Data extract –
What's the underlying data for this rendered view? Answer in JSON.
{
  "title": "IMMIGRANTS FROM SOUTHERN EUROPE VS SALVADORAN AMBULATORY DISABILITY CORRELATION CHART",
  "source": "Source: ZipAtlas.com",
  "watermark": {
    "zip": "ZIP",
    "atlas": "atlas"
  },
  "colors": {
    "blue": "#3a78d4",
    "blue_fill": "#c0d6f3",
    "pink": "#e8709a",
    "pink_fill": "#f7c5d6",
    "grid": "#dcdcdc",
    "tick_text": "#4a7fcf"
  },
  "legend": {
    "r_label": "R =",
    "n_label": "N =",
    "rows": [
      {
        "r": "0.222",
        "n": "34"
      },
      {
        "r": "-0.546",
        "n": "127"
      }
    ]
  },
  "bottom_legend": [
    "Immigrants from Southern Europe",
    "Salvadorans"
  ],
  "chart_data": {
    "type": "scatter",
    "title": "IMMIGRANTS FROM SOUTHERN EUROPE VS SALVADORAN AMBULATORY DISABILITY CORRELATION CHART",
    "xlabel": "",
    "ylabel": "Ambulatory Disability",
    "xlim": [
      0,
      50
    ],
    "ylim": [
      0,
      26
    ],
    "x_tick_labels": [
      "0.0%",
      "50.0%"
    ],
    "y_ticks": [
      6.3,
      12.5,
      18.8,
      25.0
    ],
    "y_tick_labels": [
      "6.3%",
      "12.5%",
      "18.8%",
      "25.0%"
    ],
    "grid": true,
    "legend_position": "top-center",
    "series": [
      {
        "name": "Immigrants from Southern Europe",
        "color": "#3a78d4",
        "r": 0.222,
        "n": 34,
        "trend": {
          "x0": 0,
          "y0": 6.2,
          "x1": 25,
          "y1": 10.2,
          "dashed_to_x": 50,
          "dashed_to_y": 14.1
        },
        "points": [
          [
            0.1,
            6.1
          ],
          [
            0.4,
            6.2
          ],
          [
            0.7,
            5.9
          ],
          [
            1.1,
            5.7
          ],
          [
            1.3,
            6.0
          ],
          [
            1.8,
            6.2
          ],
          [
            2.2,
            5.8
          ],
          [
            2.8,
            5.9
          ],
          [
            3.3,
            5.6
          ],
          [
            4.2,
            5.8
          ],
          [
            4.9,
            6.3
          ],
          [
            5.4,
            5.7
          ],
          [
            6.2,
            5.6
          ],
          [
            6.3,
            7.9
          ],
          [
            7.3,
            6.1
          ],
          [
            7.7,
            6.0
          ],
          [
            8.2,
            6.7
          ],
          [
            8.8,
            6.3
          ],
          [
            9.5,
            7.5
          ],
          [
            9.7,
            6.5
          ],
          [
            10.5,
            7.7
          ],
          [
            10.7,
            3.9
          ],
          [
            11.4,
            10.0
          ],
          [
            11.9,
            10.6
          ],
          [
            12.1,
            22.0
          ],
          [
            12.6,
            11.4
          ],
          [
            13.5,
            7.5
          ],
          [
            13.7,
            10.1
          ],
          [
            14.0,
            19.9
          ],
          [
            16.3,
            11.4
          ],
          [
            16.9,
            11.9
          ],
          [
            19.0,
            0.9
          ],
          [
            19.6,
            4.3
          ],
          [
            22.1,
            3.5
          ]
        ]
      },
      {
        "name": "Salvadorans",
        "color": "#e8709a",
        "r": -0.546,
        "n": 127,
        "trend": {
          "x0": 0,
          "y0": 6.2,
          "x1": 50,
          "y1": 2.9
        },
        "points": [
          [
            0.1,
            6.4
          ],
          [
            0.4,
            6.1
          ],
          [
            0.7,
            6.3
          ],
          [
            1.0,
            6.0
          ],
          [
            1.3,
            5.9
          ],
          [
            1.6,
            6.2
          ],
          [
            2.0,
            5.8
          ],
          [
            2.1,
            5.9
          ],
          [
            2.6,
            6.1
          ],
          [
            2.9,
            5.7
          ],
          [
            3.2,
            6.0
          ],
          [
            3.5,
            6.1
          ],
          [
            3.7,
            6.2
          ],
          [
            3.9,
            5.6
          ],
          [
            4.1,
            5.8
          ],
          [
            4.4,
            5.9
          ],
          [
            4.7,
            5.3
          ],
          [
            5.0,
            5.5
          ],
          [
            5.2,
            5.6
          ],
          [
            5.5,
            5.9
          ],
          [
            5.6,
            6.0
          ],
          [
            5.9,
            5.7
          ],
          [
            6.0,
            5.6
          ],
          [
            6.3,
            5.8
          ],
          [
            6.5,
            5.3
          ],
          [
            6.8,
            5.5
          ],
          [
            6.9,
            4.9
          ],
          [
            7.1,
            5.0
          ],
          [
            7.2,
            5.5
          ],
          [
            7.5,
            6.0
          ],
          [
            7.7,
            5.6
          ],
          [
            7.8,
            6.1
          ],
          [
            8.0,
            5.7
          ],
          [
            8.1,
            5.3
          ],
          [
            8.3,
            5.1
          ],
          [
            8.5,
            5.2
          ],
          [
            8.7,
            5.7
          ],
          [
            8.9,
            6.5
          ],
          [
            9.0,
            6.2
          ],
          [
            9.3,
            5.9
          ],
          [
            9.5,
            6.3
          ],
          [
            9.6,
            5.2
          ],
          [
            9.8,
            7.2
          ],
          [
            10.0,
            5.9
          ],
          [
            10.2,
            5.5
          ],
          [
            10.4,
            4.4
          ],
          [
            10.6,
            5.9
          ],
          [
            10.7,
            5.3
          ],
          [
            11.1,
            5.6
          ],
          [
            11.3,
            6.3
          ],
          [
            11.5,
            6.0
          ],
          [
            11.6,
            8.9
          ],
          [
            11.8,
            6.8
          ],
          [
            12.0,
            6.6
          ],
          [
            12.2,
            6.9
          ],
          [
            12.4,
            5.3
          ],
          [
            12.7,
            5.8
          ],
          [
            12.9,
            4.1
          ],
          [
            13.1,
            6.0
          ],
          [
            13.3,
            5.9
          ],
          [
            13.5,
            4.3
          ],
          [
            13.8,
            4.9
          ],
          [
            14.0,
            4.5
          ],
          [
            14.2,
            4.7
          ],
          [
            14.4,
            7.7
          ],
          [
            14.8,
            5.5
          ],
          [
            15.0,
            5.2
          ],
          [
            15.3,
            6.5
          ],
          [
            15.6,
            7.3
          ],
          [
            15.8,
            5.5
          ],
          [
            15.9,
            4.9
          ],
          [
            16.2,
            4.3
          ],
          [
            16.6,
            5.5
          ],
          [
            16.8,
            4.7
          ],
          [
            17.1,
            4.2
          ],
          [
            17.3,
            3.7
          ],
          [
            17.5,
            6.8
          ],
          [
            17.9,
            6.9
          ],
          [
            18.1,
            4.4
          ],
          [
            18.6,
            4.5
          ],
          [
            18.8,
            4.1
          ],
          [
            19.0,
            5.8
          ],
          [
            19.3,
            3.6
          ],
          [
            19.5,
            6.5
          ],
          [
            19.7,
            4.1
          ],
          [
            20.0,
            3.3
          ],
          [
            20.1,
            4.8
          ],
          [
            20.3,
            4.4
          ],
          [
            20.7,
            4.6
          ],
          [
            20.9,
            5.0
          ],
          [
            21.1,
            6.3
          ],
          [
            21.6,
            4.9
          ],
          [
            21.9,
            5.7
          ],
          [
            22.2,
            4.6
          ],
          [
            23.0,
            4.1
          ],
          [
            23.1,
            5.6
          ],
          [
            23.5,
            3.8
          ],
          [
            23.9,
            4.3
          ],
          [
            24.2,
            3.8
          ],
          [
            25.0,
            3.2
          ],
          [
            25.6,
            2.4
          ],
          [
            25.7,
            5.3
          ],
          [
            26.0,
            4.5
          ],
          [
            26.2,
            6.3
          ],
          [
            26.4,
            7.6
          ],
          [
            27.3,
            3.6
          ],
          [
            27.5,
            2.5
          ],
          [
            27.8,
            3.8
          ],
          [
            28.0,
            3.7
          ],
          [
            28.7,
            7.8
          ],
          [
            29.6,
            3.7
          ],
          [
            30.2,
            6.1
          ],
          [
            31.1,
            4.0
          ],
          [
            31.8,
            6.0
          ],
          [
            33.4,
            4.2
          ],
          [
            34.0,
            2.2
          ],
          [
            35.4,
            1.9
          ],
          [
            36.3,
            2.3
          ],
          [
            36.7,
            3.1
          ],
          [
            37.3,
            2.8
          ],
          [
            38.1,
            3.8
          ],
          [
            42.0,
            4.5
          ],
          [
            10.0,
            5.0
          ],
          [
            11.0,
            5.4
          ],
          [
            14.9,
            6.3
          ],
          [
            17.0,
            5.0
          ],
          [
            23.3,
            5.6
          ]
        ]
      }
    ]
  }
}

Task description –
Among the records above, find each line holding the string "title" and pull it out.

Task answer –
  "title": "IMMIGRANTS FROM SOUTHERN EUROPE VS SALVADORAN AMBULATORY DISABILITY CORRELATION CHART",
    "title": "IMMIGRANTS FROM SOUTHERN EUROPE VS SALVADORAN AMBULATORY DISABILITY CORRELATION CHART",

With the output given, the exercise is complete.